Send back the records in full, character for character.

Stored data entries

::::::

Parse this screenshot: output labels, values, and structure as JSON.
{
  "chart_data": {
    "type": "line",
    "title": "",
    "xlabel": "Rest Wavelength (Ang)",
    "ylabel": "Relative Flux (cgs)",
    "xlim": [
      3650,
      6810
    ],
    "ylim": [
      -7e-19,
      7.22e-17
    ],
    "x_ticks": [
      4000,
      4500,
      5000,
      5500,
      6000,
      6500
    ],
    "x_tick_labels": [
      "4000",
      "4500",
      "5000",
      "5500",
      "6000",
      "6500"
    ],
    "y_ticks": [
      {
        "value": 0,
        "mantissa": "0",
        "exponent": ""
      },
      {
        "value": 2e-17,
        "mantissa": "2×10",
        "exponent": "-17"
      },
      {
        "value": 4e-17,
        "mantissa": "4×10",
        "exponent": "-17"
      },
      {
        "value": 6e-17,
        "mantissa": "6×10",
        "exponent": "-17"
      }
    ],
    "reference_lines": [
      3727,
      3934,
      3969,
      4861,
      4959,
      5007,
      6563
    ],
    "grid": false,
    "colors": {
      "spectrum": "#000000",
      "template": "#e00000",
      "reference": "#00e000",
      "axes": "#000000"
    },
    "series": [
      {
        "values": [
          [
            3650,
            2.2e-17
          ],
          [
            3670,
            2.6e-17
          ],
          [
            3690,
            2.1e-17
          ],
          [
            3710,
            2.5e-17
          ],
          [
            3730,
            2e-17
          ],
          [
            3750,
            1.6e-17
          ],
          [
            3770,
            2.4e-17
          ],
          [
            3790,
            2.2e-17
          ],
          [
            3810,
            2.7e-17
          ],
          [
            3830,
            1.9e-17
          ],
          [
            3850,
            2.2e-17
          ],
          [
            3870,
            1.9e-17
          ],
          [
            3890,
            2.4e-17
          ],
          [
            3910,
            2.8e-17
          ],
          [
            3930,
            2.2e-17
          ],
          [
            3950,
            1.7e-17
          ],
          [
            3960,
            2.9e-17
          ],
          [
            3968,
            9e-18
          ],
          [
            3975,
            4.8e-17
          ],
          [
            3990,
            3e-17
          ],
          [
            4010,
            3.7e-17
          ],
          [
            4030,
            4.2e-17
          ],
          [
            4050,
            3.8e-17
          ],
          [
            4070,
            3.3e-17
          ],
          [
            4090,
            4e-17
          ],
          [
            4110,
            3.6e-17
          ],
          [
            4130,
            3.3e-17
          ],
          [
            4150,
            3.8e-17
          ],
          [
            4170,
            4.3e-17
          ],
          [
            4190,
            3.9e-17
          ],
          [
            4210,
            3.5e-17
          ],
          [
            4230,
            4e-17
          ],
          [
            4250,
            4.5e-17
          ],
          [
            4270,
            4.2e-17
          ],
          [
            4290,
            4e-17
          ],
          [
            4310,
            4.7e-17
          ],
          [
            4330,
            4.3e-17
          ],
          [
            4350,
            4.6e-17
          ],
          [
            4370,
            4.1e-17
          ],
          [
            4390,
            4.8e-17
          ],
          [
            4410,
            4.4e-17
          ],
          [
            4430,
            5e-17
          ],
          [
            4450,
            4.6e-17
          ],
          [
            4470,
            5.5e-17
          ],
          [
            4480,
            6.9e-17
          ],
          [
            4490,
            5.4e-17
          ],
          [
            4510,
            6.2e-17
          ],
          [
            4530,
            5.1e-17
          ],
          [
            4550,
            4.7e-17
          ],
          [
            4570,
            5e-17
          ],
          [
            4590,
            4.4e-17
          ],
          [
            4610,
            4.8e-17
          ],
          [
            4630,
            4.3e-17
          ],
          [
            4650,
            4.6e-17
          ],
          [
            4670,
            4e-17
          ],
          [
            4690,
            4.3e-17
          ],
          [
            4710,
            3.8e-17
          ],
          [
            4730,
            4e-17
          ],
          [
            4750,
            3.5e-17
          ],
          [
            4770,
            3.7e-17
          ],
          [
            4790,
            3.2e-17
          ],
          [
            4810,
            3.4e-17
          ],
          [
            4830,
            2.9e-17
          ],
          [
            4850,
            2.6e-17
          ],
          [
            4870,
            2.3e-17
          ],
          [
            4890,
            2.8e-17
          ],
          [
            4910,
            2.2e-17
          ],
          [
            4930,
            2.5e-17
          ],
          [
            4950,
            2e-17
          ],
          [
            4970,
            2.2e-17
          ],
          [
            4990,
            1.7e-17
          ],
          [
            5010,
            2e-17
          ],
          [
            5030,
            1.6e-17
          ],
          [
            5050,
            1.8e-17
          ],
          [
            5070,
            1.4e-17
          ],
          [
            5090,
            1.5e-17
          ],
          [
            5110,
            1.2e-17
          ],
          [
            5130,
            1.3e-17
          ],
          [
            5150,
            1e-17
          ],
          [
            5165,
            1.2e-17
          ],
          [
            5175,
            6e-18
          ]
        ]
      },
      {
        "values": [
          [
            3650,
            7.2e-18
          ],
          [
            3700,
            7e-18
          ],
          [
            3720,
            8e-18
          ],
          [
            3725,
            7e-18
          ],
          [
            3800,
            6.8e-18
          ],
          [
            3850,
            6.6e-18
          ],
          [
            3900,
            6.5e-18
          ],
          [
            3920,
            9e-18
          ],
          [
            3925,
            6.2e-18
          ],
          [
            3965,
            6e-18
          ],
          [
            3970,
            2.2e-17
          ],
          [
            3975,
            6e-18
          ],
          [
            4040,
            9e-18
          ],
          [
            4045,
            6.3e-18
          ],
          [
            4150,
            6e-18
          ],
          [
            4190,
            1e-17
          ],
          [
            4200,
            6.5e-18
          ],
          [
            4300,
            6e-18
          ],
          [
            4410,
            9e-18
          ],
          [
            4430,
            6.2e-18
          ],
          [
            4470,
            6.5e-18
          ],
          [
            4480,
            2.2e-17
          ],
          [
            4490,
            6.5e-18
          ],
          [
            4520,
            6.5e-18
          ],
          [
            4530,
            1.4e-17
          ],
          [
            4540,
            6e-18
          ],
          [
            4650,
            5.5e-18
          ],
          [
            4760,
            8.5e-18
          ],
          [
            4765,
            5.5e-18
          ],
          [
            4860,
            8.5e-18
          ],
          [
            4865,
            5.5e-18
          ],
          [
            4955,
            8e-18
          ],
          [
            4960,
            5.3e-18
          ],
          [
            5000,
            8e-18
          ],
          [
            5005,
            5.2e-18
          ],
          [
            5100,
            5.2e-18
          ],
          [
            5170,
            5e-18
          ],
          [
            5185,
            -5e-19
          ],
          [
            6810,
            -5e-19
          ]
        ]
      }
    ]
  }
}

::::::

→ **SOLUTION FOR THIS TASK**
Parse this screenshot: output labels, values, and structure as JSON.
{
  "chart_data": {
    "type": "line",
    "title": "",
    "xlabel": "Rest Wavelength (Ang)",
    "ylabel": "Relative Flux (cgs)",
    "xlim": [
      3650,
      6810
    ],
    "ylim": [
      -7e-19,
      7.22e-17
    ],
    "x_ticks": [
      4000,
      4500,
      5000,
      5500,
      6000,
      6500
    ],
    "x_tick_labels": [
      "4000",
      "4500",
      "5000",
      "5500",
      "6000",
      "6500"
    ],
    "y_ticks": [
      {
        "value": 0,
        "mantissa": "0",
        "exponent": ""
      },
      {
        "value": 2e-17,
        "mantissa": "2×10",
        "exponent": "-17"
      },
      {
        "value": 4e-17,
        "mantissa": "4×10",
        "exponent": "-17"
      },
      {
        "value": 6e-17,
        "mantissa": "6×10",
        "exponent": "-17"
      }
    ],
    "reference_lines": [
      3727,
      3934,
      3969,
      4861,
      4959,
      5007,
      6563
    ],
    "grid": false,
    "colors": {
      "spectrum": "#000000",
      "template": "#e00000",
      "reference": "#00e000",
      "axes": "#000000"
    },
    "series": [
      {
        "values": [
          [
            3650,
            2.2e-17
          ],
          [
            3670,
            2.6e-17
          ],
          [
            3690,
            2.1e-17
          ],
          [
            3710,
            2.5e-17
          ],
          [
            3730,
            2e-17
          ],
          [
            3750,
            1.6e-17
          ],
          [
            3770,
            2.4e-17
          ],
          [
            3790,
            2.2e-17
          ],
          [
            3810,
            2.7e-17
          ],
          [
            3830,
            1.9e-17
          ],
          [
            3850,
            2.2e-17
          ],
          [
            3870,
            1.9e-17
          ],
          [
            3890,
            2.4e-17
          ],
          [
            3910,
            2.8e-17
          ],
          [
            3930,
            2.2e-17
          ],
          [
            3950,
            1.7e-17
          ],
          [
            3960,
            2.9e-17
          ],
          [
            3968,
            9e-18
          ],
          [
            3975,
            4.8e-17
          ],
          [
            3990,
            3e-17
          ],
          [
            4010,
            3.7e-17
          ],
          [
            4030,
            4.2e-17
          ],
          [
            4050,
            3.8e-17
          ],
          [
            4070,
            3.3e-17
          ],
          [
            4090,
            4e-17
          ],
          [
            4110,
            3.6e-17
          ],
          [
            4130,
            3.3e-17
          ],
          [
            4150,
            3.8e-17
          ],
          [
            4170,
            4.3e-17
          ],
          [
            4190,
            3.9e-17
          ],
          [
            4210,
            3.5e-17
          ],
          [
            4230,
            4e-17
          ],
          [
            4250,
            4.5e-17
          ],
          [
            4270,
            4.2e-17
          ],
          [
            4290,
            4e-17
          ],
          [
            4310,
            4.7e-17
          ],
          [
            4330,
            4.3e-17
          ],
          [
            4350,
            4.6e-17
          ],
          [
            4370,
            4.1e-17
          ],
          [
            4390,
            4.8e-17
          ],
          [
            4410,
            4.4e-17
          ],
          [
            4430,
            5e-17
          ],
          [
            4450,
            4.6e-17
          ],
          [
            4470,
            5.5e-17
          ],
          [
            4480,
            6.9e-17
          ],
          [
            4490,
            5.4e-17
          ],
          [
            4510,
            6.2e-17
          ],
          [
            4530,
            5.1e-17
          ],
          [
            4550,
            4.7e-17
          ],
          [
            4570,
            5e-17
          ],
          [
            4590,
            4.4e-17
          ],
          [
            4610,
            4.8e-17
          ],
          [
            4630,
            4.3e-17
          ],
          [
            4650,
            4.6e-17
          ],
          [
            4670,
            4e-17
          ],
          [
            4690,
            4.3e-17
          ],
          [
            4710,
            3.8e-17
          ],
          [
            4730,
            4e-17
          ],
          [
            4750,
            3.5e-17
          ],
          [
            4770,
            3.7e-17
          ],
          [
            4790,
            3.2e-17
          ],
          [
            4810,
            3.4e-17
          ],
          [
            4830,
            2.9e-17
          ],
          [
            4850,
            2.6e-17
          ],
          [
            4870,
            2.3e-17
          ],
          [
            4890,
            2.8e-17
          ],
          [
            4910,
            2.2e-17
          ],
          [
            4930,
            2.5e-17
          ],
          [
            4950,
            2e-17
          ],
          [
            4970,
            2.2e-17
          ],
          [
            4990,
            1.7e-17
          ],
          [
            5010,
            2e-17
          ],
          [
            5030,
            1.6e-17
          ],
          [
            5050,
            1.8e-17
          ],
          [
            5070,
            1.4e-17
          ],
          [
            5090,
            1.5e-17
          ],
          [
            5110,
            1.2e-17
          ],
          [
            5130,
            1.3e-17
          ],
          [
            5150,
            1e-17
          ],
          [
            5165,
            1.2e-17
          ],
          [
            5175,
            6e-18
          ]
        ]
      },
      {
        "values": [
          [
            3650,
            7.2e-18
          ],
          [
            3700,
            7e-18
          ],
          [
            3720,
            8e-18
          ],
          [
            3725,
            7e-18
          ],
          [
            3800,
            6.8e-18
          ],
          [
            3850,
            6.6e-18
          ],
          [
            3900,
            6.5e-18
          ],
          [
            3920,
            9e-18
          ],
          [
            3925,
            6.2e-18
          ],
          [
            3965,
            6e-18
          ],
          [
            3970,
            2.2e-17
          ],
          [
            3975,
            6e-18
          ],
          [
            4040,
            9e-18
          ],
          [
            4045,
            6.3e-18
          ],
          [
            4150,
            6e-18
          ],
          [
            4190,
            1e-17
          ],
          [
            4200,
            6.5e-18
          ],
          [
            4300,
            6e-18
          ],
          [
            4410,
            9e-18
          ],
          [
            4430,
            6.2e-18
          ],
          [
            4470,
            6.5e-18
          ],
          [
            4480,
            2.2e-17
          ],
          [
            4490,
            6.5e-18
          ],
          [
            4520,
            6.5e-18
          ],
          [
            4530,
            1.4e-17
          ],
          [
            4540,
            6e-18
          ],
          [
            4650,
            5.5e-18
          ],
          [
            4760,
            8.5e-18
          ],
          [
            4765,
            5.5e-18
          ],
          [
            4860,
            8.5e-18
          ],
          [
            4865,
            5.5e-18
          ],
          [
            4955,
            8e-18
          ],
          [
            4960,
            5.3e-18
          ],
          [
            5000,
            8e-18
          ],
          [
            5005,
            5.2e-18
          ],
          [
            5100,
            5.2e-18
          ],
          [
            5170,
            5e-18
          ],
          [
            5185,
            -5e-19
          ],
          [
            6810,
            -5e-19
          ]
        ]
      }
    ]
  }
}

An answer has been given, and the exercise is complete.